Format every line of the items below as a Markdown table with two columns: No., holding the row number, and Line, holding the line itself. Leave out any blank lines.
>>
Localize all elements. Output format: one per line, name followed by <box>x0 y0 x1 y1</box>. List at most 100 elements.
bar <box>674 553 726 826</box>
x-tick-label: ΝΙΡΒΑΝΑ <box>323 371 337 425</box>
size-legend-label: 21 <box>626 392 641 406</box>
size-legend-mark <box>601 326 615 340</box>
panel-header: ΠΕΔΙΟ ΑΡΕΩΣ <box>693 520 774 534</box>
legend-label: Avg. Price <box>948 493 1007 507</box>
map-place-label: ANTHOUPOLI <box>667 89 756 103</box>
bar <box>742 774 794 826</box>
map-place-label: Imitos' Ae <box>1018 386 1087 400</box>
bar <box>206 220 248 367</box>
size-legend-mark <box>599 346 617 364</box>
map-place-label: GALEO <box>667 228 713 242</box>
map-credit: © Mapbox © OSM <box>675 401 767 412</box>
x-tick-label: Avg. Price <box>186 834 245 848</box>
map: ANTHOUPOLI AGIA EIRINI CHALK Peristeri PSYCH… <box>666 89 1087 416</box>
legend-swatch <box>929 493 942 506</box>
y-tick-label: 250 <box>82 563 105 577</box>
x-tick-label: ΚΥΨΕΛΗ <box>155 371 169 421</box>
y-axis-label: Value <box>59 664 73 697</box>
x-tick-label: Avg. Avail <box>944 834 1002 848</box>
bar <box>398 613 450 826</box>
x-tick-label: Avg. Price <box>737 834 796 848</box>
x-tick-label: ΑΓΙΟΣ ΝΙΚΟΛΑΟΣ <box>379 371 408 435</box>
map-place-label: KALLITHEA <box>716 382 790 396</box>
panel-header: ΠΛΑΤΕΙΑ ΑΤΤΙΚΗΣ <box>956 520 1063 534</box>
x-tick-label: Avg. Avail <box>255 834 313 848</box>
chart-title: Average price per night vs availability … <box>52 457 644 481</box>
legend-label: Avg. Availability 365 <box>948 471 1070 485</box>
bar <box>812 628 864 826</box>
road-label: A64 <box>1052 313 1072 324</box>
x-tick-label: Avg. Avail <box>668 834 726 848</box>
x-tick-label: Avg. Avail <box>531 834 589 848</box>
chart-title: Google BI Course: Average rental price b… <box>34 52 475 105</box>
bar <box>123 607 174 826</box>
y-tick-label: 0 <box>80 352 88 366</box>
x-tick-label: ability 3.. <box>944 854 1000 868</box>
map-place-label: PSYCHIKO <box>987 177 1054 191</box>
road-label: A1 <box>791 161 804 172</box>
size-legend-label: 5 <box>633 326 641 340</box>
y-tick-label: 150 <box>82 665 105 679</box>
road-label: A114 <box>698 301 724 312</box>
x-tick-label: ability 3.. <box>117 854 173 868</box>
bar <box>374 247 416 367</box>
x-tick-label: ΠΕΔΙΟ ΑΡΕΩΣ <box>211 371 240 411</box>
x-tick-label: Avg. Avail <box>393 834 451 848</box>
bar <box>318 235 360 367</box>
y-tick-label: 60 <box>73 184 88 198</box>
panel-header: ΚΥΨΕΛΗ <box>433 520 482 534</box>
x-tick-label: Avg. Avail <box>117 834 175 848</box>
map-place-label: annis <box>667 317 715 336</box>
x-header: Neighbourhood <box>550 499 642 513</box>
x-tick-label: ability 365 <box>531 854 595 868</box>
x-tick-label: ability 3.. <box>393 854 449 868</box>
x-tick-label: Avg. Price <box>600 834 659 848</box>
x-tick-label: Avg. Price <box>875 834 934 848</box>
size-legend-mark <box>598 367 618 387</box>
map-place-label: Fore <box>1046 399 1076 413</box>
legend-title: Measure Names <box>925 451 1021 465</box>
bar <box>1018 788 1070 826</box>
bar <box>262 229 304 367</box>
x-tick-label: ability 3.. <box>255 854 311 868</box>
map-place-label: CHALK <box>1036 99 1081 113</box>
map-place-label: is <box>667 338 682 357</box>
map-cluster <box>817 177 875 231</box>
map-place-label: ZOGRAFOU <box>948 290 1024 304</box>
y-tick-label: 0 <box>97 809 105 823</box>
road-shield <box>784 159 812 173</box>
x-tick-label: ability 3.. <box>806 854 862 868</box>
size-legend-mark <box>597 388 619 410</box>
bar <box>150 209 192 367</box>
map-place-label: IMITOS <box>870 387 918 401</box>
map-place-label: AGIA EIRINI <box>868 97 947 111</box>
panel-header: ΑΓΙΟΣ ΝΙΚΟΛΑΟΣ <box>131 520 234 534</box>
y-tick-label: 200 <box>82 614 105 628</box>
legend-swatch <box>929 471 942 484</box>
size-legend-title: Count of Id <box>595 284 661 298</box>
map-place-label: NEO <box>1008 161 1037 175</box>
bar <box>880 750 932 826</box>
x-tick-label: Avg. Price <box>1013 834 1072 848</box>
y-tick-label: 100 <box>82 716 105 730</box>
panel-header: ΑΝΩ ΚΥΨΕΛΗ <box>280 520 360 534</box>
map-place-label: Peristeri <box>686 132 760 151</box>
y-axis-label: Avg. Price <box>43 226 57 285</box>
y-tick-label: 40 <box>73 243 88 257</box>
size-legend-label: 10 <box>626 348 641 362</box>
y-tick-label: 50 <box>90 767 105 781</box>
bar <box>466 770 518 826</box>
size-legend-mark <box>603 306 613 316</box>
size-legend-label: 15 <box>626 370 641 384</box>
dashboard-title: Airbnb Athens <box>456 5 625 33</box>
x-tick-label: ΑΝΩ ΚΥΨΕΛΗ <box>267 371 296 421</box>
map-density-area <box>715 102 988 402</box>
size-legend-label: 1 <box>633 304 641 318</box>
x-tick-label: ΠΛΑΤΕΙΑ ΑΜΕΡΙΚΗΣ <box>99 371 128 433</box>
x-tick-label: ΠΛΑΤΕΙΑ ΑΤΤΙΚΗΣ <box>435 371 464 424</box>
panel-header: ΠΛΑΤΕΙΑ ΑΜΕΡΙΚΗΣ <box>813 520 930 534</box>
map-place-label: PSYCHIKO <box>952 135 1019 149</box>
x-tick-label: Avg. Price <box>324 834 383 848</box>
<<
_Task result_
| No. | Line |
|---|---|
| 1 | Localize all elements. Output format: one per line, name followed by <box>x0 y0 x1 y1</box>. List at most 100 elements. |
| 2 | bar <box>674 553 726 826</box> |
| 3 | x-tick-label: ΝΙΡΒΑΝΑ <box>323 371 337 425</box> |
| 4 | size-legend-label: 21 <box>626 392 641 406</box> |
| 5 | size-legend-mark <box>601 326 615 340</box> |
| 6 | panel-header: ΠΕΔΙΟ ΑΡΕΩΣ <box>693 520 774 534</box> |
| 7 | legend-label: Avg. Price <box>948 493 1007 507</box> |
| 8 | map-place-label: ANTHOUPOLI <box>667 89 756 103</box> |
| 9 | bar <box>742 774 794 826</box> |
| 10 | map-place-label: Imitos' Ae <box>1018 386 1087 400</box> |
| 11 | bar <box>206 220 248 367</box> |
| 12 | size-legend-mark <box>599 346 617 364</box> |
| 13 | map-place-label: GALEO <box>667 228 713 242</box> |
| 14 | map-credit: © Mapbox © OSM <box>675 401 767 412</box> |
| 15 | x-tick-label: Avg. Price <box>186 834 245 848</box> |
| 16 | map: ANTHOUPOLI AGIA EIRINI CHALK Peristeri PSYCH… <box>666 89 1087 416</box> |
| 17 | legend-swatch <box>929 493 942 506</box> |
| 18 | y-tick-label: 250 <box>82 563 105 577</box> |
| 19 | x-tick-label: ΚΥΨΕΛΗ <box>155 371 169 421</box> |
| 20 | y-axis-label: Value <box>59 664 73 697</box> |
| 21 | x-tick-label: Avg. Avail <box>944 834 1002 848</box> |
| 22 | bar <box>398 613 450 826</box> |
| 23 | x-tick-label: Avg. Price <box>737 834 796 848</box> |
| 24 | x-tick-label: ΑΓΙΟΣ ΝΙΚΟΛΑΟΣ <box>379 371 408 435</box> |
| 25 | map-place-label: KALLITHEA <box>716 382 790 396</box> |
| 26 | panel-header: ΠΛΑΤΕΙΑ ΑΤΤΙΚΗΣ <box>956 520 1063 534</box> |
| 27 | x-tick-label: Avg. Avail <box>255 834 313 848</box> |
| 28 | chart-title: Average price per night vs availability … <box>52 457 644 481</box> |
| 29 | legend-label: Avg. Availability 365 <box>948 471 1070 485</box> |
| 30 | bar <box>812 628 864 826</box> |
| 31 | road-label: A64 <box>1052 313 1072 324</box> |
| 32 | x-tick-label: Avg. Avail <box>668 834 726 848</box> |
| 33 | x-tick-label: Avg. Avail <box>531 834 589 848</box> |
| 34 | chart-title: Google BI Course: Average rental price b… <box>34 52 475 105</box> |
| 35 | bar <box>123 607 174 826</box> |
| 36 | y-tick-label: 0 <box>80 352 88 366</box> |
| 37 | x-tick-label: ability 3.. <box>944 854 1000 868</box> |
| 38 | map-place-label: PSYCHIKO <box>987 177 1054 191</box> |
| 39 | road-label: A1 <box>791 161 804 172</box> |
| 40 | size-legend-label: 5 <box>633 326 641 340</box> |
| 41 | y-tick-label: 150 <box>82 665 105 679</box> |
| 42 | road-label: A114 <box>698 301 724 312</box> |
| 43 | x-tick-label: ability 3.. <box>117 854 173 868</box> |
| 44 | bar <box>374 247 416 367</box> |
| 45 | x-tick-label: ΠΕΔΙΟ ΑΡΕΩΣ <box>211 371 240 411</box> |
| 46 | x-tick-label: Avg. Avail <box>393 834 451 848</box> |
| 47 | bar <box>318 235 360 367</box> |
| 48 | y-tick-label: 60 <box>73 184 88 198</box> |
| 49 | panel-header: ΚΥΨΕΛΗ <box>433 520 482 534</box> |
| 50 | x-tick-label: Avg. Avail <box>117 834 175 848</box> |
| 51 | map-place-label: annis <box>667 317 715 336</box> |
| 52 | x-header: Neighbourhood <box>550 499 642 513</box> |
| 53 | x-tick-label: ability 365 <box>531 854 595 868</box> |
| 54 | x-tick-label: ability 3.. <box>393 854 449 868</box> |
| 55 | x-tick-label: Avg. Price <box>600 834 659 848</box> |
| 56 | x-tick-label: Avg. Price <box>875 834 934 848</box> |
| 57 | size-legend-mark <box>598 367 618 387</box> |
| 58 | map-place-label: Fore <box>1046 399 1076 413</box> |
| 59 | legend-title: Measure Names <box>925 451 1021 465</box> |
| 60 | bar <box>1018 788 1070 826</box> |
| 61 | bar <box>262 229 304 367</box> |
| 62 | x-tick-label: ability 3.. <box>255 854 311 868</box> |
| 63 | map-place-label: CHALK <box>1036 99 1081 113</box> |
| 64 | map-place-label: is <box>667 338 682 357</box> |
| 65 | map-cluster <box>817 177 875 231</box> |
| 66 | map-place-label: ZOGRAFOU <box>948 290 1024 304</box> |
| 67 | y-tick-label: 0 <box>97 809 105 823</box> |
| 68 | road-shield <box>784 159 812 173</box> |
| 69 | x-tick-label: ability 3.. <box>806 854 862 868</box> |
| 70 | size-legend-mark <box>597 388 619 410</box> |
| 71 | bar <box>150 209 192 367</box> |
| 72 | map-place-label: IMITOS <box>870 387 918 401</box> |
| 73 | map-place-label: AGIA EIRINI <box>868 97 947 111</box> |
| 74 | panel-header: ΑΓΙΟΣ ΝΙΚΟΛΑΟΣ <box>131 520 234 534</box> |
| 75 | y-tick-label: 200 <box>82 614 105 628</box> |
| 76 | legend-swatch <box>929 471 942 484</box> |
| 77 | size-legend-title: Count of Id <box>595 284 661 298</box> |
| 78 | map-place-label: NEO <box>1008 161 1037 175</box> |
| 79 | bar <box>880 750 932 826</box> |
| 80 | x-tick-label: Avg. Price <box>1013 834 1072 848</box> |
| 81 | y-tick-label: 100 <box>82 716 105 730</box> |
| 82 | panel-header: ΑΝΩ ΚΥΨΕΛΗ <box>280 520 360 534</box> |
| 83 | map-place-label: Peristeri <box>686 132 760 151</box> |
| 84 | y-axis-label: Avg. Price <box>43 226 57 285</box> |
| 85 | y-tick-label: 40 <box>73 243 88 257</box> |
| 86 | size-legend-label: 10 <box>626 348 641 362</box> |
| 87 | y-tick-label: 50 <box>90 767 105 781</box> |
| 88 | bar <box>466 770 518 826</box> |
| 89 | size-legend-mark <box>603 306 613 316</box> |
| 90 | size-legend-label: 15 <box>626 370 641 384</box> |
| 91 | dashboard-title: Airbnb Athens <box>456 5 625 33</box> |
| 92 | x-tick-label: ΑΝΩ ΚΥΨΕΛΗ <box>267 371 296 421</box> |
| 93 | map-density-area <box>715 102 988 402</box> |
| 94 | size-legend-label: 1 <box>633 304 641 318</box> |
| 95 | x-tick-label: ΠΛΑΤΕΙΑ ΑΜΕΡΙΚΗΣ <box>99 371 128 433</box> |
| 96 | x-tick-label: ΠΛΑΤΕΙΑ ΑΤΤΙΚΗΣ <box>435 371 464 424</box> |
| 97 | panel-header: ΠΛΑΤΕΙΑ ΑΜΕΡΙΚΗΣ <box>813 520 930 534</box> |
| 98 | map-place-label: PSYCHIKO <box>952 135 1019 149</box> |
| 99 | x-tick-label: Avg. Price <box>324 834 383 848</box> |